TASK> Hunt for the word "variable" across the entries below, copying each line that holds it.

--- Start STORED DATA ---

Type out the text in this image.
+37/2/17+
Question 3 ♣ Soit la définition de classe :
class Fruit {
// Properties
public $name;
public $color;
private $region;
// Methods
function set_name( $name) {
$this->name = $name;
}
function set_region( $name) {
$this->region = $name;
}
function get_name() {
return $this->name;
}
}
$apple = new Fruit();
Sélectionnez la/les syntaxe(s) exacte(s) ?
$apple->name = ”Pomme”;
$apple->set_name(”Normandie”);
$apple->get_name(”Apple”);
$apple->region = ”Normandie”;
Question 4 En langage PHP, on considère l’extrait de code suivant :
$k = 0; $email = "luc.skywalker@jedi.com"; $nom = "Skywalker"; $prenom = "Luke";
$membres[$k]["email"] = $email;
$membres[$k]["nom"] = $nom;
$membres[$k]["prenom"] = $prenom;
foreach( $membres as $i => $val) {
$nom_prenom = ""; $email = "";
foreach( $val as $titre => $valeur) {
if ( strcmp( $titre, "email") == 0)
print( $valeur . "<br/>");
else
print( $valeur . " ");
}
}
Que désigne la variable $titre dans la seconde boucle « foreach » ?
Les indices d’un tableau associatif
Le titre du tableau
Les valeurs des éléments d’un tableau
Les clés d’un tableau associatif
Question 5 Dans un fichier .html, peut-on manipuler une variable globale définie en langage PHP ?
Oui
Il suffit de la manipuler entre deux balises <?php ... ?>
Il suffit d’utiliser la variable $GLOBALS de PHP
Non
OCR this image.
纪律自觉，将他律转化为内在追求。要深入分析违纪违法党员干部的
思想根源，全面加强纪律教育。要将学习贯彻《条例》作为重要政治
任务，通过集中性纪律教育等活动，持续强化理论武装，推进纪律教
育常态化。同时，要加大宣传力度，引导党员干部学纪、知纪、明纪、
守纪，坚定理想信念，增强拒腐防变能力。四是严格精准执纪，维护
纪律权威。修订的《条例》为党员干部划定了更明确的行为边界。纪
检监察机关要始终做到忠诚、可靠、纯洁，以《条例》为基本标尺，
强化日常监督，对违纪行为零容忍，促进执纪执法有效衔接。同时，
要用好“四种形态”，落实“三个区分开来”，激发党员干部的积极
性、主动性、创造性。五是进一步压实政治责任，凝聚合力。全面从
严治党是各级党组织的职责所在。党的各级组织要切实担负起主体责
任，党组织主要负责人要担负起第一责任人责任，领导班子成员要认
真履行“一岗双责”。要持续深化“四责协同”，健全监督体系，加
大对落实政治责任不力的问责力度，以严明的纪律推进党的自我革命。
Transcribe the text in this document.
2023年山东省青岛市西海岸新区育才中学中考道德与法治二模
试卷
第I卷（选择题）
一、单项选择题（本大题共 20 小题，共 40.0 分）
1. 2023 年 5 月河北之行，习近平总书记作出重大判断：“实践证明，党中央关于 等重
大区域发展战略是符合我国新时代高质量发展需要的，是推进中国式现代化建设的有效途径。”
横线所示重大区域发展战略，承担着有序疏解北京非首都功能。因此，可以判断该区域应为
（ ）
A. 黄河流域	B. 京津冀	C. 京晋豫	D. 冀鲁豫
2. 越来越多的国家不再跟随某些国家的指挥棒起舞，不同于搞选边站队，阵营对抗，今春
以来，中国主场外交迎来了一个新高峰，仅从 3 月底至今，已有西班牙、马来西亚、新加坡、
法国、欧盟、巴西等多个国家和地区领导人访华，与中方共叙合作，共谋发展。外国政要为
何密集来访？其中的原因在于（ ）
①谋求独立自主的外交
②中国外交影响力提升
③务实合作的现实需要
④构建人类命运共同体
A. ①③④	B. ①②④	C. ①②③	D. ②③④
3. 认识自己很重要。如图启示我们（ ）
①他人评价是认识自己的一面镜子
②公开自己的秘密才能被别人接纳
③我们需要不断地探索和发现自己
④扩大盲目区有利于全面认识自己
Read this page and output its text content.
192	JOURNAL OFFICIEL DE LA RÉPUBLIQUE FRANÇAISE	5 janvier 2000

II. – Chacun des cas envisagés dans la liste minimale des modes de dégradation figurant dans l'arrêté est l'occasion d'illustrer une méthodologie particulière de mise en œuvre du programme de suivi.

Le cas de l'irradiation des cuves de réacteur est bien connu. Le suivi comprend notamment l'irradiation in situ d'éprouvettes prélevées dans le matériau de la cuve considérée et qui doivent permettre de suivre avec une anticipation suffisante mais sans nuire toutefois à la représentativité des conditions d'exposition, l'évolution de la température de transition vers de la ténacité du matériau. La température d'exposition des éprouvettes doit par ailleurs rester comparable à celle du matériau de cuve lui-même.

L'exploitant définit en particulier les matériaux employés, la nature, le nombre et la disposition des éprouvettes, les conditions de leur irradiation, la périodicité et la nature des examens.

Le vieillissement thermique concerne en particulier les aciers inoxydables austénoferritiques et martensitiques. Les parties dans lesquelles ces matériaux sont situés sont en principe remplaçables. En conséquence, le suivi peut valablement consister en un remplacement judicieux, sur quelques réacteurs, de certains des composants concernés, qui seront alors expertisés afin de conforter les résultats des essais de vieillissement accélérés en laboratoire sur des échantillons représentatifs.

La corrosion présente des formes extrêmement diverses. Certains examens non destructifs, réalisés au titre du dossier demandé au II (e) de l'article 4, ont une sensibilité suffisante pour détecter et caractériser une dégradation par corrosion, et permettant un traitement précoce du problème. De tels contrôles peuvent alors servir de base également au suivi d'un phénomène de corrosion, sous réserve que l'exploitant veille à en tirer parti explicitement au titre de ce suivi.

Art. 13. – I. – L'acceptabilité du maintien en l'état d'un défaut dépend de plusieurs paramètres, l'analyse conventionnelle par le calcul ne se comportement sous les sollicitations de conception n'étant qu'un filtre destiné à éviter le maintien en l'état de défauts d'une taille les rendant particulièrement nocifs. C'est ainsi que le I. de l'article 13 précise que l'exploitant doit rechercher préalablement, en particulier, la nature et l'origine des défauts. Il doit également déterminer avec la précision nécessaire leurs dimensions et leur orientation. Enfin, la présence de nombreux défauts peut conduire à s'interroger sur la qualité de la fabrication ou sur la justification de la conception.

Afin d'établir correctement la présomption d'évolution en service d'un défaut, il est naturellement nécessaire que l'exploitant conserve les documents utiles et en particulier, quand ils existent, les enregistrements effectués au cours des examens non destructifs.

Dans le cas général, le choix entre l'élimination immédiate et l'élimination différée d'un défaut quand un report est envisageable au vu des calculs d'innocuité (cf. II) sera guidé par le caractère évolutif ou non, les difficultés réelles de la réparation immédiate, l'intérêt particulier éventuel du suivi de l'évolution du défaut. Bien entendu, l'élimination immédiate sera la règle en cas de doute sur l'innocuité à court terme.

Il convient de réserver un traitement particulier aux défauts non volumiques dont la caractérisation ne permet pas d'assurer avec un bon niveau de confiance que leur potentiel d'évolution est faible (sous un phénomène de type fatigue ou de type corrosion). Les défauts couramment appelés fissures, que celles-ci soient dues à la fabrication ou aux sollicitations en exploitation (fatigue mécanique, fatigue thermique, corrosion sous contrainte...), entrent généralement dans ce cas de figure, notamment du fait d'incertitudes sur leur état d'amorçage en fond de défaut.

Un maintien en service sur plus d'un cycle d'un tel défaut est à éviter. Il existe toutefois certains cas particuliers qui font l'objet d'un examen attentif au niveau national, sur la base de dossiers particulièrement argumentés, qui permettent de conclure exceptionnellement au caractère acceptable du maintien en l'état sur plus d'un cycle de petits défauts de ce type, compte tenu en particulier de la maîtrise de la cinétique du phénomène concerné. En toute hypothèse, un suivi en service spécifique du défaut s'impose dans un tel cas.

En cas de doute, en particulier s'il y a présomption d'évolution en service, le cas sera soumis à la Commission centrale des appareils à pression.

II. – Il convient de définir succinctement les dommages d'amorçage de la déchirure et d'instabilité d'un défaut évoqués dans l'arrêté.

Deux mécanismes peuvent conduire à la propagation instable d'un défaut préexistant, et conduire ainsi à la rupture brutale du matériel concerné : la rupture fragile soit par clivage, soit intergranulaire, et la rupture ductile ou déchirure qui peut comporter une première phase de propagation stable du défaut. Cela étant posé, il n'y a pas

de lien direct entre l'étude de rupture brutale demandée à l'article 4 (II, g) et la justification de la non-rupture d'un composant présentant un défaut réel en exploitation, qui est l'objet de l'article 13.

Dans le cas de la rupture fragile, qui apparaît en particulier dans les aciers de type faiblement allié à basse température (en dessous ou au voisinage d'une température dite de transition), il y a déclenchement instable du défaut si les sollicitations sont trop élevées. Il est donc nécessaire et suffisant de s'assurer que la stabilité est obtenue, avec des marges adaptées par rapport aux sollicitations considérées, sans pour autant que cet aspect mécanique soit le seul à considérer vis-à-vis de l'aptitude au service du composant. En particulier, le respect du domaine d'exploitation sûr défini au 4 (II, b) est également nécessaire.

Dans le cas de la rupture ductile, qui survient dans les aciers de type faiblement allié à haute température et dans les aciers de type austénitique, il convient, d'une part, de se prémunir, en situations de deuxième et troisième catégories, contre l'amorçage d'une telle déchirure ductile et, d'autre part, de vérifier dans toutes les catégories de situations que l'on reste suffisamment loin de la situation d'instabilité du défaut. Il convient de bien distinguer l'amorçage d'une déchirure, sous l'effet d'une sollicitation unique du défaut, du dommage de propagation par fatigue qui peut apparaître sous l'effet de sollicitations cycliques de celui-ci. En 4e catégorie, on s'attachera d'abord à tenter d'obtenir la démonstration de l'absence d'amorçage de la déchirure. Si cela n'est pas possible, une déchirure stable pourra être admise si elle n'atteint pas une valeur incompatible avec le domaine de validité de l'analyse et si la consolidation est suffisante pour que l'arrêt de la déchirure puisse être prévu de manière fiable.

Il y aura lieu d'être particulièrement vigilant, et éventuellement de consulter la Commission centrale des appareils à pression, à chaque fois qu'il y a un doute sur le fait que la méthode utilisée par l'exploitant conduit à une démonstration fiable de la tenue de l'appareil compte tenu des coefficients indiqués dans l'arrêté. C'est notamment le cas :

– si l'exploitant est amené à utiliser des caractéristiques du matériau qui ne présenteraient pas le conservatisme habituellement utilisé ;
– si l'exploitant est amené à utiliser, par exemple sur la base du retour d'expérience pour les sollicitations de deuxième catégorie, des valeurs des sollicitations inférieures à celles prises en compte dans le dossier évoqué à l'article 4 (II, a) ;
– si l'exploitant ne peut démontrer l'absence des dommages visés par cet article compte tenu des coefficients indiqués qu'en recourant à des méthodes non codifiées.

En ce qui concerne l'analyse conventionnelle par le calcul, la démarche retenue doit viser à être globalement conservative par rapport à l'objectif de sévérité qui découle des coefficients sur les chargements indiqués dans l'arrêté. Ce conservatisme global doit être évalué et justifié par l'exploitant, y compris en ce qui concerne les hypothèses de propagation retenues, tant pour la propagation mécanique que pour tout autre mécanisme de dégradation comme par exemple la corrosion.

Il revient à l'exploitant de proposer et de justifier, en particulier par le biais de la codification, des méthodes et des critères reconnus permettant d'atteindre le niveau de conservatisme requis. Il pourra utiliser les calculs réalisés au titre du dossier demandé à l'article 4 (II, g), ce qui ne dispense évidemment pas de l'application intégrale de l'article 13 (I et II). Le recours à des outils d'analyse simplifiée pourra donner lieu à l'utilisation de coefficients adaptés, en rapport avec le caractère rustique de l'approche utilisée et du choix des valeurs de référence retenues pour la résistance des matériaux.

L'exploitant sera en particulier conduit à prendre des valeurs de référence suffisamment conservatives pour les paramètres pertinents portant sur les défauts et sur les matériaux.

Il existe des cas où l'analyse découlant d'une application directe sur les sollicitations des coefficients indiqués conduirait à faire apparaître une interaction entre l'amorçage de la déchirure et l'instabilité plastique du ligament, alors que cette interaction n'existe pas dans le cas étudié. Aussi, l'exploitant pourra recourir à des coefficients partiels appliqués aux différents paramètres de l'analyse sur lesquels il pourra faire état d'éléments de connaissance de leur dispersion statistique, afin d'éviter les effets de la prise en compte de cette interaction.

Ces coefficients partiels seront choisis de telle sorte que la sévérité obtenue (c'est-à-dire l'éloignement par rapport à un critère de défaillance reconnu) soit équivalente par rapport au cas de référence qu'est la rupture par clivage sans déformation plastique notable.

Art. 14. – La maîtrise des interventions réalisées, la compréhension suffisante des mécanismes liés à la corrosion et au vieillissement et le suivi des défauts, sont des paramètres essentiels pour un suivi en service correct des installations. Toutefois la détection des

--- End STORED DATA ---

SOLVED EXERCISE>
Que désigne la variable $titre dans la seconde boucle « foreach » ?
Question 5 Dans un fichier .html, peut-on manipuler une variable globale définie en langage PHP ?
Il suffit d’utiliser la variable $GLOBALS de PHP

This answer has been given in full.